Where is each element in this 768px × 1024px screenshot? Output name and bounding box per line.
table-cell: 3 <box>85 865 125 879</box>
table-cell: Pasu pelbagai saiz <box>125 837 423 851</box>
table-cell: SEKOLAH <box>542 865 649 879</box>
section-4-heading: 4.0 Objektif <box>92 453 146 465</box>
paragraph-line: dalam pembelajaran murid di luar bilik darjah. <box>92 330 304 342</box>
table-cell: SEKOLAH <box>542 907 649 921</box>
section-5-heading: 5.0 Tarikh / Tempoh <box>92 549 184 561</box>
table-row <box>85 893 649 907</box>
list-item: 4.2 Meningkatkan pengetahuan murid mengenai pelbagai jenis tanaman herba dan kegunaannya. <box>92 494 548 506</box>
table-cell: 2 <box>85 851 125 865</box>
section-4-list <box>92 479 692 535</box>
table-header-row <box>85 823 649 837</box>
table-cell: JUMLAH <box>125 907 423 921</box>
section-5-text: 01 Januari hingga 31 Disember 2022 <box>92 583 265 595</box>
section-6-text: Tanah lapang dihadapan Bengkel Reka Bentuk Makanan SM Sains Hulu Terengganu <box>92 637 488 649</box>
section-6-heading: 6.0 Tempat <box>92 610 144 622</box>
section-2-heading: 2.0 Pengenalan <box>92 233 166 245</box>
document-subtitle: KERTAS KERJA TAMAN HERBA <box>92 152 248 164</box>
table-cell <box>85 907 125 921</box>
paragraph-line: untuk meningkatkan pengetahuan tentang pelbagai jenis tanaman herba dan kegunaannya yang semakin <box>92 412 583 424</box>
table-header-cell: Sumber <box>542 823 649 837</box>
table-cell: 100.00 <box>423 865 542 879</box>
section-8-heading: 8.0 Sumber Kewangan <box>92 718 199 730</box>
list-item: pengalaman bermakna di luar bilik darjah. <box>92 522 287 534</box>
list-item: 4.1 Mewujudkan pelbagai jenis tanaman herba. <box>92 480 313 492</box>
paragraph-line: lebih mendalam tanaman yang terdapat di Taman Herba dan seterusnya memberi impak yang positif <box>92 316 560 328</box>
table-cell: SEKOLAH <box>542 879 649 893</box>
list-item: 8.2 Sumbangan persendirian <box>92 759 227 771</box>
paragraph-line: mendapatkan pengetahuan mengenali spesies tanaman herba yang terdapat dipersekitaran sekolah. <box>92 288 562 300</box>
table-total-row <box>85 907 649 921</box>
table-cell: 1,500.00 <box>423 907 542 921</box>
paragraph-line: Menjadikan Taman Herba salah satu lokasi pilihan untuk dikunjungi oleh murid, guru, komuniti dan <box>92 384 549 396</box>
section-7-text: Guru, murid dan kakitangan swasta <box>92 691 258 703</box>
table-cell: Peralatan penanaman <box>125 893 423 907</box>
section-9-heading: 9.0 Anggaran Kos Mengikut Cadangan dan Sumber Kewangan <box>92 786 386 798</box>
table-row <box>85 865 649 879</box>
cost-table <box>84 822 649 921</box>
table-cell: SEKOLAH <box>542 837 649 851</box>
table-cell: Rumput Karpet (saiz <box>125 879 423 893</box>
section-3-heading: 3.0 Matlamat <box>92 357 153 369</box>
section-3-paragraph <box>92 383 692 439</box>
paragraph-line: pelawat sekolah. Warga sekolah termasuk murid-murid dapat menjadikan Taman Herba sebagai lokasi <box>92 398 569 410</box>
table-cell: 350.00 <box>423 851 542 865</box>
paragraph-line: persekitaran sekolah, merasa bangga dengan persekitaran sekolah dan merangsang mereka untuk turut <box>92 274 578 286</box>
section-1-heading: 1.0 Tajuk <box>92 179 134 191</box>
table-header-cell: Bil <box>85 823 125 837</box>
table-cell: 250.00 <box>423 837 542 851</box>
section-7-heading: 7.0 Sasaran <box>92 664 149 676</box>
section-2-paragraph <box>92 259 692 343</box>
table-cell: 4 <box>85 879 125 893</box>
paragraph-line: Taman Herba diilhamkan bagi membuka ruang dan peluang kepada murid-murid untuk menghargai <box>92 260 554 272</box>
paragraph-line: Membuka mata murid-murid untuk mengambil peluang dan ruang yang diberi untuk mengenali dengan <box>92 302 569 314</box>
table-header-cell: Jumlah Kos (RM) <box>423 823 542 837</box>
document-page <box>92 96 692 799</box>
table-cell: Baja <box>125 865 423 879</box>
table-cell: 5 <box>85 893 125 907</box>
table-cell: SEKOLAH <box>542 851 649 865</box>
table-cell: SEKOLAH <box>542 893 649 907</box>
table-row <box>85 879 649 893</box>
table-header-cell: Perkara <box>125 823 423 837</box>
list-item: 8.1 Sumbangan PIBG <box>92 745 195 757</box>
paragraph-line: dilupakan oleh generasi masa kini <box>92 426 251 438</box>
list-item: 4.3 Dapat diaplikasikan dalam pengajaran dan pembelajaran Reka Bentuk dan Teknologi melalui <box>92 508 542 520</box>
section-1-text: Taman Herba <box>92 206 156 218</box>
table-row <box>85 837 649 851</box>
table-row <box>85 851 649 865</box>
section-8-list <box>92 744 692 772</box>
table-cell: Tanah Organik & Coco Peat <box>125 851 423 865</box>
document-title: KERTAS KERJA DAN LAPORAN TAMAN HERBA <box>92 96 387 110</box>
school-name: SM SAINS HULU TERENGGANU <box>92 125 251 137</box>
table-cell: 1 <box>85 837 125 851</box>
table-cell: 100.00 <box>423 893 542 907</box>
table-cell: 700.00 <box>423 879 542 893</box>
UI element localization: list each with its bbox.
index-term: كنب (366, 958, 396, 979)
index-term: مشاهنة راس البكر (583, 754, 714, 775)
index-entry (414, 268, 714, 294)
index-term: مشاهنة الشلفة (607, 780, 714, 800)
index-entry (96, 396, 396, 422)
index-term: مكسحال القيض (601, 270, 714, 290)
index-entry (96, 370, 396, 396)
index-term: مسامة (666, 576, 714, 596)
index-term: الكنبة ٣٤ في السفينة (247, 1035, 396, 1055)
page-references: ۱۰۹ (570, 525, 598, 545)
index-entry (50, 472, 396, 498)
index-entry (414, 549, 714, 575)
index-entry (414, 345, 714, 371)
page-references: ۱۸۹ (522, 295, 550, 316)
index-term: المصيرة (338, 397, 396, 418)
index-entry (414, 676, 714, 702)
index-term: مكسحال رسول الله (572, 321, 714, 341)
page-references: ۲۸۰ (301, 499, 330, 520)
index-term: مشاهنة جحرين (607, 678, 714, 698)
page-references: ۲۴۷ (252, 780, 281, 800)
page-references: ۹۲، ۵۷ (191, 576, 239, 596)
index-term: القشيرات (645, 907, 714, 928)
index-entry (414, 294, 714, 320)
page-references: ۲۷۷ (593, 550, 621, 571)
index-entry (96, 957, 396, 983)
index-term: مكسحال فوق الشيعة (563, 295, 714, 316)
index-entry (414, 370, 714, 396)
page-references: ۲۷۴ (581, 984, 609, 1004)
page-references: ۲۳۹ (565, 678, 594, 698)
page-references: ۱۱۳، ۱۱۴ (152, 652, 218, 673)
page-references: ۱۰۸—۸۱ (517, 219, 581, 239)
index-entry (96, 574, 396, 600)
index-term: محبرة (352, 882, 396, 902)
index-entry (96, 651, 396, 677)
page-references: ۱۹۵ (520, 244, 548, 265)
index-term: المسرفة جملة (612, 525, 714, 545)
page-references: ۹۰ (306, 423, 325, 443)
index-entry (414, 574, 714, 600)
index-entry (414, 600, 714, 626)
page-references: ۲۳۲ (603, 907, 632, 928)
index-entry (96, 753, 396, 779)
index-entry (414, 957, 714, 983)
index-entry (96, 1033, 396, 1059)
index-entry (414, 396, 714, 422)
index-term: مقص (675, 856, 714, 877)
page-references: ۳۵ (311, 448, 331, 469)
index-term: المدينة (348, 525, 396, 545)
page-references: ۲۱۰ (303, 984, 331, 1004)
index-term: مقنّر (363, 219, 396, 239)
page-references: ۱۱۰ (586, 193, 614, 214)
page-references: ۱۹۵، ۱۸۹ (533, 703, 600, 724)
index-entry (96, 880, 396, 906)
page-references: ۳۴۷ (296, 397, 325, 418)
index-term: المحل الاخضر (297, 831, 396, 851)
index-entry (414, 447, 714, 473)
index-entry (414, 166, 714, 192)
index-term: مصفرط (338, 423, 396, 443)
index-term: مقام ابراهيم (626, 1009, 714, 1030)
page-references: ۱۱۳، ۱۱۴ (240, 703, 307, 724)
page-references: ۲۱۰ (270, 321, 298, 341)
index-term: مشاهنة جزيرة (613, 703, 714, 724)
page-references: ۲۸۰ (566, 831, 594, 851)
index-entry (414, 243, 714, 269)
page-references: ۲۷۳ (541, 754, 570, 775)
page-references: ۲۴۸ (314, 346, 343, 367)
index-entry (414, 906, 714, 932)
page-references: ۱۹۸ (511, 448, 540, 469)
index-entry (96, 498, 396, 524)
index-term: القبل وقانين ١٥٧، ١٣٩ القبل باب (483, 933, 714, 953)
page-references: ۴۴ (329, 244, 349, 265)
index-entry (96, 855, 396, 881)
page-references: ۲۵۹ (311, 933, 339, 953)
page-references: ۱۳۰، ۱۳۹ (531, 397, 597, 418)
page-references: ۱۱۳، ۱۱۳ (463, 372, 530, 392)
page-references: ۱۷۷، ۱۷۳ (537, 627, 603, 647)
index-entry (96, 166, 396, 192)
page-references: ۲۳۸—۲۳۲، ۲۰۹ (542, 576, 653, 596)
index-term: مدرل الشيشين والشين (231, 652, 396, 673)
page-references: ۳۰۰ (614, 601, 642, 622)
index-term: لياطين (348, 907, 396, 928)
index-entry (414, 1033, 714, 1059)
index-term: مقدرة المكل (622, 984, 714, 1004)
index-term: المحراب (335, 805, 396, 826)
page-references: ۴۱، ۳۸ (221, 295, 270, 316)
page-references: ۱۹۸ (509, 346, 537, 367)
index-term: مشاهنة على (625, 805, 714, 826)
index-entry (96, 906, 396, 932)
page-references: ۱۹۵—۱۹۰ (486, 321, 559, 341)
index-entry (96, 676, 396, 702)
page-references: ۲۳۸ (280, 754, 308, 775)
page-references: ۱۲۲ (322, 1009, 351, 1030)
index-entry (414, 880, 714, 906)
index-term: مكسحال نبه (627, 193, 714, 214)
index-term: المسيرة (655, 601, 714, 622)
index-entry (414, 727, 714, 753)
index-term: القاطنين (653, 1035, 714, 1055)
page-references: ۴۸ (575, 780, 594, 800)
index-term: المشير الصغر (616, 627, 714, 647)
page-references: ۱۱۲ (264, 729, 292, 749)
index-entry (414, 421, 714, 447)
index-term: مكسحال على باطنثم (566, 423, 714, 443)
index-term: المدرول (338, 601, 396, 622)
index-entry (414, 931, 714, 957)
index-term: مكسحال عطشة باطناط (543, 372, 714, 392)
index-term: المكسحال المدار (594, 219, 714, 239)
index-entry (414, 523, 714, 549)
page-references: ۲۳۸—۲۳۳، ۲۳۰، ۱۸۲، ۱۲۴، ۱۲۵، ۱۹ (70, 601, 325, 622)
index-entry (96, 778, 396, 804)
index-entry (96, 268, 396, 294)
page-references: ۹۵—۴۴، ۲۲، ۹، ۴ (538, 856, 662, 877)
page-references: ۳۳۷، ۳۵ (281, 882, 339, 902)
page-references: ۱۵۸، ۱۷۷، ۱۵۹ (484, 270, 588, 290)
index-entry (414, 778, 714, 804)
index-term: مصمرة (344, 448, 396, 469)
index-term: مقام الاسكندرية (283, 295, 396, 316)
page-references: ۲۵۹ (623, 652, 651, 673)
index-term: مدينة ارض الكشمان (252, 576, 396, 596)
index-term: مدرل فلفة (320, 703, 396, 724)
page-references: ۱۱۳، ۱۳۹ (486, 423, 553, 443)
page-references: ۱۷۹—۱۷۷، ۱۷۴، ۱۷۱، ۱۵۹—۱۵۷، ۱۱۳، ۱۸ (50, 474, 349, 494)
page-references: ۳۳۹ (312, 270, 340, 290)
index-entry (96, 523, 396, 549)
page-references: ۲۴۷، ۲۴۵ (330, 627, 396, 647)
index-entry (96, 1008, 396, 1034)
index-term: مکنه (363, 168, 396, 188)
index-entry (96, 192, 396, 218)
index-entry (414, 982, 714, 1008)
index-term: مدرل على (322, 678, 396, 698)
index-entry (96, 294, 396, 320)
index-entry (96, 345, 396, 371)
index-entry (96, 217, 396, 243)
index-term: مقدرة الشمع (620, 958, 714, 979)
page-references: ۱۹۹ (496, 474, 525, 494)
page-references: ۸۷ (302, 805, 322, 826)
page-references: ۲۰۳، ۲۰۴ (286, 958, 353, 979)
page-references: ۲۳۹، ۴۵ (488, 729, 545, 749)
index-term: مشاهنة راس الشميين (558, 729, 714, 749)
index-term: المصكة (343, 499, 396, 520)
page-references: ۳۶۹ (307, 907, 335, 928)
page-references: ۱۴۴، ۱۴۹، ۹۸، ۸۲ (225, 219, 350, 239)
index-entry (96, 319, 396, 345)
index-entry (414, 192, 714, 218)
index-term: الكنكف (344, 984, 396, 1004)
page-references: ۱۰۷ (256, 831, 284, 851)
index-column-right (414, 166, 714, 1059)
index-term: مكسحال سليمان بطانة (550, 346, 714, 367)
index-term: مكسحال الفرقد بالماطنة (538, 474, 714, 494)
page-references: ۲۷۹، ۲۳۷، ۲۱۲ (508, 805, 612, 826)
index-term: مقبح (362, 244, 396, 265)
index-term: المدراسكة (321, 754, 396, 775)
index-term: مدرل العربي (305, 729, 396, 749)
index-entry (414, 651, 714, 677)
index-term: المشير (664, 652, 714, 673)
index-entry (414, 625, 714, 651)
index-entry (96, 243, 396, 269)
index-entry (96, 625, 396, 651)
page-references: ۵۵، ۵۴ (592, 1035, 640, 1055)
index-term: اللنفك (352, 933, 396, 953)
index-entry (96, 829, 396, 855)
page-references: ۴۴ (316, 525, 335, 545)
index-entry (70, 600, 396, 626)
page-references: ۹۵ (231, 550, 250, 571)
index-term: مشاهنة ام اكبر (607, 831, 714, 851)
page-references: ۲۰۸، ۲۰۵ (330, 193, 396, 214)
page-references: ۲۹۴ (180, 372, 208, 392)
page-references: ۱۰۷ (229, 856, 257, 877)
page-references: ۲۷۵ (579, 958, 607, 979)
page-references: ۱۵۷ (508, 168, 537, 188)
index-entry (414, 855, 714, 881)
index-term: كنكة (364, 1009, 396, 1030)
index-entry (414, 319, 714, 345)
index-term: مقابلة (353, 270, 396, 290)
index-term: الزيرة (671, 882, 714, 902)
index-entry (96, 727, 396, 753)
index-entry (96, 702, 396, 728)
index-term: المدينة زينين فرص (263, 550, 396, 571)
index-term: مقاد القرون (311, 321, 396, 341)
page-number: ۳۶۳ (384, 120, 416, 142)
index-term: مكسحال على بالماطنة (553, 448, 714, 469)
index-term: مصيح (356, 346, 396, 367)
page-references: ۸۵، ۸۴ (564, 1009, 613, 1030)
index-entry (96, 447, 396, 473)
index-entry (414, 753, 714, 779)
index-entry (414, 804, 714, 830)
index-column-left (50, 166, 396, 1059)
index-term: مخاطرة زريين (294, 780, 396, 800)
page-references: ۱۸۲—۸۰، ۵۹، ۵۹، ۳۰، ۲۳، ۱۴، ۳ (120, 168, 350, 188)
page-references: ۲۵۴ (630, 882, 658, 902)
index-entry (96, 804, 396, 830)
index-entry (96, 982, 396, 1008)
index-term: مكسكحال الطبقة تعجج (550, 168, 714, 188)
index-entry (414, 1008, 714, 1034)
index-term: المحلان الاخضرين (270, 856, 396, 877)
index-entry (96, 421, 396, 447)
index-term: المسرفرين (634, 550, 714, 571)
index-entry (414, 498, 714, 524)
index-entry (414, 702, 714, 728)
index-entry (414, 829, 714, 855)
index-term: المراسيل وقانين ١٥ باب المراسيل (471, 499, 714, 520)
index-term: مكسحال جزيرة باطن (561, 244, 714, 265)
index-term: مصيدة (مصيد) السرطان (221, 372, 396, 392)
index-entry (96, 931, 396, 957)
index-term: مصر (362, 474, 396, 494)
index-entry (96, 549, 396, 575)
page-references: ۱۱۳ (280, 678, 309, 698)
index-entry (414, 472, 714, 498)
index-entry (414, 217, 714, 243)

§ §

Rewrite the listing from its first line through the line containing "section-5-text: 01 Januari", with every "SEKOLAH" changed to "PIBG" and nothing else altered.

RESULT:
Where is each element in this 768px × 1024px screenshot? Output name and bounding box per line.
table-cell: 3 <box>85 865 125 879</box>
table-cell: Pasu pelbagai saiz <box>125 837 423 851</box>
table-cell: PIBG <box>542 865 649 879</box>
section-4-heading: 4.0 Objektif <box>92 453 146 465</box>
paragraph-line: dalam pembelajaran murid di luar bilik darjah. <box>92 330 304 342</box>
table-cell: PIBG <box>542 907 649 921</box>
section-5-heading: 5.0 Tarikh / Tempoh <box>92 549 184 561</box>
table-row <box>85 893 649 907</box>
list-item: 4.2 Meningkatkan pengetahuan murid mengenai pelbagai jenis tanaman herba dan kegunaannya. <box>92 494 548 506</box>
table-cell: 2 <box>85 851 125 865</box>
section-4-list <box>92 479 692 535</box>
table-header-row <box>85 823 649 837</box>
table-cell: JUMLAH <box>125 907 423 921</box>
section-5-text: 01 Januari hingga 31 Disember 2022 <box>92 583 265 595</box>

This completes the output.